→ **What you will do**:
Locate each line below that includes "site" and reproduce it.
"""
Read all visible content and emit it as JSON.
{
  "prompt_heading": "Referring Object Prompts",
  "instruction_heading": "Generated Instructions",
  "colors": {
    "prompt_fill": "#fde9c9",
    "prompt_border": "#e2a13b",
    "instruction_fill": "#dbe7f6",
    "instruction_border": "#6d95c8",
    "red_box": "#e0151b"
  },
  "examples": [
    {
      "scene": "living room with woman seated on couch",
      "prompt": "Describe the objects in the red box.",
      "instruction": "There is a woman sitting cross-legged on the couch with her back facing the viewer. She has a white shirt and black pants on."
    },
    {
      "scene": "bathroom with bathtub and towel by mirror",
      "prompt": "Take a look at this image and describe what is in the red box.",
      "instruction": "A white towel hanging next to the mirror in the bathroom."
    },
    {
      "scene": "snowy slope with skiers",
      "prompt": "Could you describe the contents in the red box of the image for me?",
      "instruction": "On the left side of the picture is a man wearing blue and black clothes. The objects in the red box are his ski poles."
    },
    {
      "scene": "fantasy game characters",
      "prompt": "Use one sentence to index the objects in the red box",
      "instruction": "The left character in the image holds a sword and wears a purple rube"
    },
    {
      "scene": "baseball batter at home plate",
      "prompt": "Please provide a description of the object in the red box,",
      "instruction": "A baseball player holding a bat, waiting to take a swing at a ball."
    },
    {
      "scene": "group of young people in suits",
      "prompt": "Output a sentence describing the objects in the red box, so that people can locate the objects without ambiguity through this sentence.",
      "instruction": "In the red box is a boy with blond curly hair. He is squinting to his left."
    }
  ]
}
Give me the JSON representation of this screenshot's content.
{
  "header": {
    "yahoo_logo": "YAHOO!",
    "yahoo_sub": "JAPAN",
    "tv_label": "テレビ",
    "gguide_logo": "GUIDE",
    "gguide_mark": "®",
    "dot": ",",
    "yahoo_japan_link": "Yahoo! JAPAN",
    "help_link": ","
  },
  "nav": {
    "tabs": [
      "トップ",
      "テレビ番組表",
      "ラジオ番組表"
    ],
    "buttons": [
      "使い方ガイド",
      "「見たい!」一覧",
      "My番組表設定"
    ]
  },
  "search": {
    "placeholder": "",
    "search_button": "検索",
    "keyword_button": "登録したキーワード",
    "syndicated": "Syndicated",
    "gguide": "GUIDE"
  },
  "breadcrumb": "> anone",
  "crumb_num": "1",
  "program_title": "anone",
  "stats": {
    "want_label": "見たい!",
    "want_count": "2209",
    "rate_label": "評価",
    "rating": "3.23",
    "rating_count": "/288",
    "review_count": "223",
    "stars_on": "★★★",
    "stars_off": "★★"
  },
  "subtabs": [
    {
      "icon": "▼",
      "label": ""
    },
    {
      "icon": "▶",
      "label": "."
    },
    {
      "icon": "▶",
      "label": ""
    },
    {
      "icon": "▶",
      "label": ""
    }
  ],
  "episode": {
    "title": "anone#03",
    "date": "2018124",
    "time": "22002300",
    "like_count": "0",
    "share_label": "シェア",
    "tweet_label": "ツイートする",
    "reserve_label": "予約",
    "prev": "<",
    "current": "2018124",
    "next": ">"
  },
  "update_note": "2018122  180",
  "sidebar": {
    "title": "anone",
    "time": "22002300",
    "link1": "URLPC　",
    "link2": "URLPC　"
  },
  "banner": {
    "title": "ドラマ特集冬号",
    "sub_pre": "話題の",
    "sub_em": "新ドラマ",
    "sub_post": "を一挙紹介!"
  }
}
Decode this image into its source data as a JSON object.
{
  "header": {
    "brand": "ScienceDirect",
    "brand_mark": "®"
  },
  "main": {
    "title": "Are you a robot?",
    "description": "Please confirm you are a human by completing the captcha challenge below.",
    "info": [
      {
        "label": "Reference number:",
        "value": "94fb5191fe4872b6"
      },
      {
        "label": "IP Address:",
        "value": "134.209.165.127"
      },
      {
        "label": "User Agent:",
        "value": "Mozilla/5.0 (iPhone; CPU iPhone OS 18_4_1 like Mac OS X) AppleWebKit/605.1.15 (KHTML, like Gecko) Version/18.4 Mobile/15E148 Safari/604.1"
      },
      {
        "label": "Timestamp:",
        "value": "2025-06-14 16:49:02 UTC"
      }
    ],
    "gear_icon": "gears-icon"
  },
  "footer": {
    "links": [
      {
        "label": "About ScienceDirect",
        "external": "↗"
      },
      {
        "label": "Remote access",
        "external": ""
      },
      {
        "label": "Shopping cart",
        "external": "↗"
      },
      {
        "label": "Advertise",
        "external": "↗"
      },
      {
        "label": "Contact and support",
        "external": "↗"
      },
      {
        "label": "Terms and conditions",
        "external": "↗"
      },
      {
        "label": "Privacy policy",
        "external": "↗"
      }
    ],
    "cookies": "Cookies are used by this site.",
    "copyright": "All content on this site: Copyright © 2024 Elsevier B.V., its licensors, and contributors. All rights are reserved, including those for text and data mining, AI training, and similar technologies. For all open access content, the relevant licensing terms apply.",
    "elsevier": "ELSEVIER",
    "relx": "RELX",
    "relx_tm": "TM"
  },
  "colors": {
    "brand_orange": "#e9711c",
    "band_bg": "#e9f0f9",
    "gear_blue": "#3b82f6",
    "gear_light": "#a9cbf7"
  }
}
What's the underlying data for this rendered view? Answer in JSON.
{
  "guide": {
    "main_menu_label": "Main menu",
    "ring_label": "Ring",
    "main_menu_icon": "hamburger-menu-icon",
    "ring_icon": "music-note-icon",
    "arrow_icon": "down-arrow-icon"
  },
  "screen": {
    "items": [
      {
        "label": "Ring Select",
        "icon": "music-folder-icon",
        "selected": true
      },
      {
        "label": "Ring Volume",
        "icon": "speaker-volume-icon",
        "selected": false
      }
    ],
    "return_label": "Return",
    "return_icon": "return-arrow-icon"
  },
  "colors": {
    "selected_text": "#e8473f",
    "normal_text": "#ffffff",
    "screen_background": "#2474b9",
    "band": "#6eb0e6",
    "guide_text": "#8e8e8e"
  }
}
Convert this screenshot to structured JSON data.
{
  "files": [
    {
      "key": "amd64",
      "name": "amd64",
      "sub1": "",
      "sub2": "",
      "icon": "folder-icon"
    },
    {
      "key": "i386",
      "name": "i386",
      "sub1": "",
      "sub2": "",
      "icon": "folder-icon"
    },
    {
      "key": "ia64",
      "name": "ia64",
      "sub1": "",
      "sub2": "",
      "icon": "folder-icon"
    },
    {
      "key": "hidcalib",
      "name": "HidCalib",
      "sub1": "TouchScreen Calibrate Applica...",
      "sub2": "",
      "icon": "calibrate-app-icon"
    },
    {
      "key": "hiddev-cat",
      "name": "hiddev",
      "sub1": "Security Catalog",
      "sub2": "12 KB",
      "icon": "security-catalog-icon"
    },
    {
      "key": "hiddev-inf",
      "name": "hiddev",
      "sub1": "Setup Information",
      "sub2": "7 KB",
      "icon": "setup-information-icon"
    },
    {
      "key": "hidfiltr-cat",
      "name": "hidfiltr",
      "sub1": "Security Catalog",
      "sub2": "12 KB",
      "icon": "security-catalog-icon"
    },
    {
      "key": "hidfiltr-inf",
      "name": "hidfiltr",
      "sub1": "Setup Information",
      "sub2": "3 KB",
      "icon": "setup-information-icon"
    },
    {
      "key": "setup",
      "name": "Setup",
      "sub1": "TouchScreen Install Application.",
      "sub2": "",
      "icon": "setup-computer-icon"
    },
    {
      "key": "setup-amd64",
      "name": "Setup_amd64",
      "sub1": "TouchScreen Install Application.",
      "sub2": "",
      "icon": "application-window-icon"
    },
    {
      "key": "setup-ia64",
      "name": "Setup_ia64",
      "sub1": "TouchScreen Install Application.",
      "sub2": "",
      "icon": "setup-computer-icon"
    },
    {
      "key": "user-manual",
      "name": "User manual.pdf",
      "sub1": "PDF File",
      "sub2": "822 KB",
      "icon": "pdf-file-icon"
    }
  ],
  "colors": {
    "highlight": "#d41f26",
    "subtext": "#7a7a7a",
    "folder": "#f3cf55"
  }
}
"""
→ **Answer for the task**:
    "cookies": "Cookies are used by this site.",
    "copyright": "All content on this site: Copyright © 2024 Elsevier B.V., its licensors, and contributors. All rights are reserved, including those for text and data mining, AI training, and similar technologies. For all open access content, the relevant licensing terms apply.",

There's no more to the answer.